## [Entries shown]
□ □ □ □ □ □ □
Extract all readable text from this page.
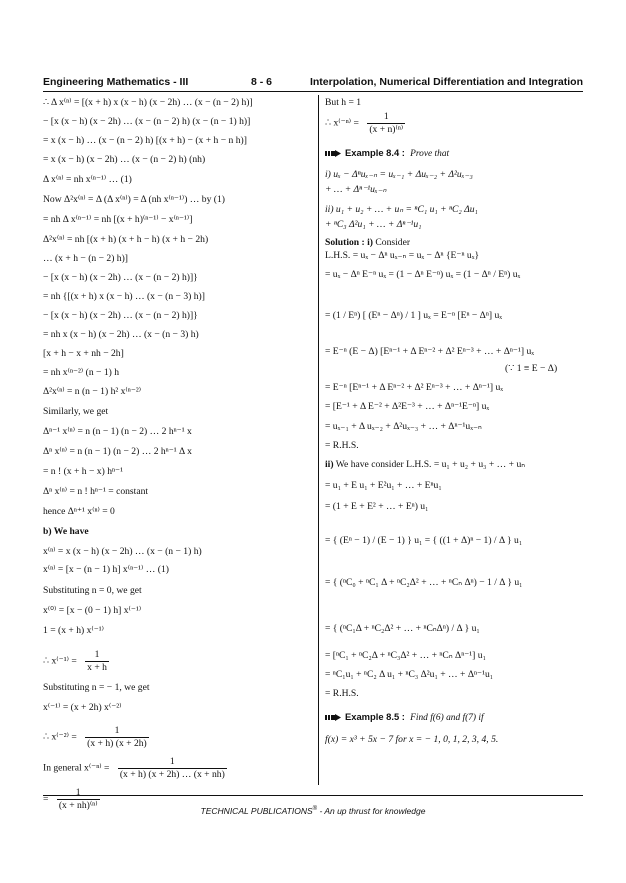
Engineering Mathematics - III	8 - 6	Interpolation, Numerical Differentiation and Integration
∴ Δ x⁽ⁿ⁾ = [(x + h) x (x − h) (x − 2h) … (x − (n − 2) h)]
− [x (x − h) (x − 2h) … (x − (n − 2) h) (x − (n − 1) h)]
= x (x − h) … (x − (n − 2) h) [(x + h) − (x + h − n h)]
= x (x − h) (x − 2h) … (x − (n − 2) h) (nh)
Δ x⁽ⁿ⁾ = nh x⁽ⁿ⁻¹⁾ … (1)
Now Δ²x⁽ⁿ⁾ = Δ (Δ x⁽ⁿ⁾) = Δ (nh x⁽ⁿ⁻¹⁾) … by (1)
= nh Δ x⁽ⁿ⁻¹⁾ = nh [(x + h)⁽ⁿ⁻¹⁾ − x⁽ⁿ⁻¹⁾]
Δ²x⁽ⁿ⁾ = nh [(x + h) (x + h − h) (x + h − 2h)
… (x + h − (n − 2) h)]
− [x (x − h) (x − 2h) … (x − (n − 2) h)]}
= nh {[(x + h) x (x − h) … (x − (n − 3) h)]
− [x (x − h) (x − 2h) … (x − (n − 2) h)]}
= nh x (x − h) (x − 2h) … (x − (n − 3) h)
[x + h − x + nh − 2h]
= nh x⁽ⁿ⁻²⁾ (n − 1) h
Δ²x⁽ⁿ⁾ = n (n − 1) h² x⁽ⁿ⁻²⁾
Similarly, we get
Δⁿ⁻¹ x⁽ⁿ⁾ = n (n − 1) (n − 2) … 2 hⁿ⁻¹ x
Δⁿ x⁽ⁿ⁾ = n (n − 1) (n − 2) … 2 hⁿ⁻¹ Δ x
= n ! (x + h − x) hⁿ⁻¹
Δⁿ x⁽ⁿ⁾ = n ! hⁿ⁻¹ = constant
hence Δⁿ⁺¹ x⁽ⁿ⁾ = 0
b) We have
x⁽ⁿ⁾ = x (x − h) (x − 2h) … (x − (n − 1) h)
x⁽ⁿ⁾ = [x − (n − 1) h] x⁽ⁿ⁻¹⁾ … (1)
Substituting n = 0, we get
x⁽⁰⁾ = [x − (0 − 1) h] x⁽⁻¹⁾
1 = (x + h) x⁽⁻¹⁾
∴ $x^{(-1)} = \frac{1}{x + h}$
Substituting n = − 1, we get
x⁽⁻¹⁾ = (x + 2h) x⁽⁻²⁾
∴ $x^{(-2)} = \frac{1}{(x + h) (x + 2h)}$
In general $x^{(-n)} = \frac{1}{(x + h) (x + 2h) \dots (x + nh)}$
= $\frac{1}{\text{(x + nh)⁽ⁿ⁾}}$
But h = 1
∴ $x^{(-n)} = \frac{1}{\text{(x + n)⁽ⁿ⁾}}$
Example 8.4 : Prove that
i) uₓ − Δⁿuₓ₋ₙ = uₓ₋₁ + Δuₓ₋₂ + Δ²uₓ₋₃
+ … + Δⁿ⁻¹uₓ₋ₙ
ii) u₁ + u₂ + … + uₙ = ⁿC₁ u₁ + ⁿC₂ Δu₁
+ ⁿC₃ Δ²u₁ + … + Δⁿ⁻¹u₁
Solution : i) Consider
L.H.S. = uₓ − Δⁿ uₓ₋ₙ = uₓ − Δⁿ {E⁻ⁿ uₓ}
= uₓ − Δⁿ E⁻ⁿ uₓ = (1 − Δⁿ E⁻ⁿ) uₓ = (1 − Δⁿ / Eⁿ) uₓ
= (1 / Eⁿ) [ (Eⁿ − Δⁿ) / 1 ] uₓ = E⁻ⁿ [Eⁿ − Δⁿ] uₓ
= E⁻ⁿ (E − Δ) [Eⁿ⁻¹ + Δ Eⁿ⁻² + Δ² Eⁿ⁻³ + … + Δⁿ⁻¹] uₓ
(∵ 1 ≡ E − Δ)
= E⁻ⁿ [Eⁿ⁻¹ + Δ Eⁿ⁻² + Δ² Eⁿ⁻³ + … + Δⁿ⁻¹] uₓ
= [E⁻¹ + Δ E⁻² + Δ²E⁻³ + … + Δⁿ⁻¹E⁻ⁿ] uₓ
= uₓ₋₁ + Δ uₓ₋₂ + Δ²uₓ₋₃ + … + Δⁿ⁻¹uₓ₋ₙ
= R.H.S.
ii) We have consider L.H.S. = u₁ + u₂ + u₃ + … + uₙ
= u₁ + E u₁ + E²u₁ + … + Eⁿu₁
= (1 + E + E² + … + Eⁿ) u₁
= { (Eⁿ − 1) / (E − 1) } u₁ = { ((1 + Δ)ⁿ − 1) / Δ } u₁
= { (ⁿC₀ + ⁿC₁ Δ + ⁿC₂Δ² + … + ⁿCₙ Δⁿ) − 1 / Δ } u₁
= { (ⁿC₁Δ + ⁿC₂Δ² + … + ⁿCₙΔⁿ) / Δ } u₁
= [ⁿC₁ + ⁿC₂Δ + ⁿC₃Δ² + … + ⁿCₙ Δⁿ⁻¹] u₁
= ⁿC₁u₁ + ⁿC₂ Δ u₁ + ⁿC₃ Δ²u₁ + … + Δⁿ⁻¹u₁
= R.H.S.
Example 8.5 : Find f(6) and f(7) if
f(x) = x³ + 5x − 7 for x = − 1, 0, 1, 2, 3, 4, 5.
TECHNICAL PUBLICATIONS® - An up thrust for knowledge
□ □ □ □ □ □ □
## [Exercise]
From the listing above, copy every line that includes the word "Δ²uₓ".

## [Written solution]
i) uₓ − Δⁿuₓ₋ₙ = uₓ₋₁ + Δuₓ₋₂ + Δ²uₓ₋₃
= uₓ₋₁ + Δ uₓ₋₂ + Δ²uₓ₋₃ + … + Δⁿ⁻¹uₓ₋ₙ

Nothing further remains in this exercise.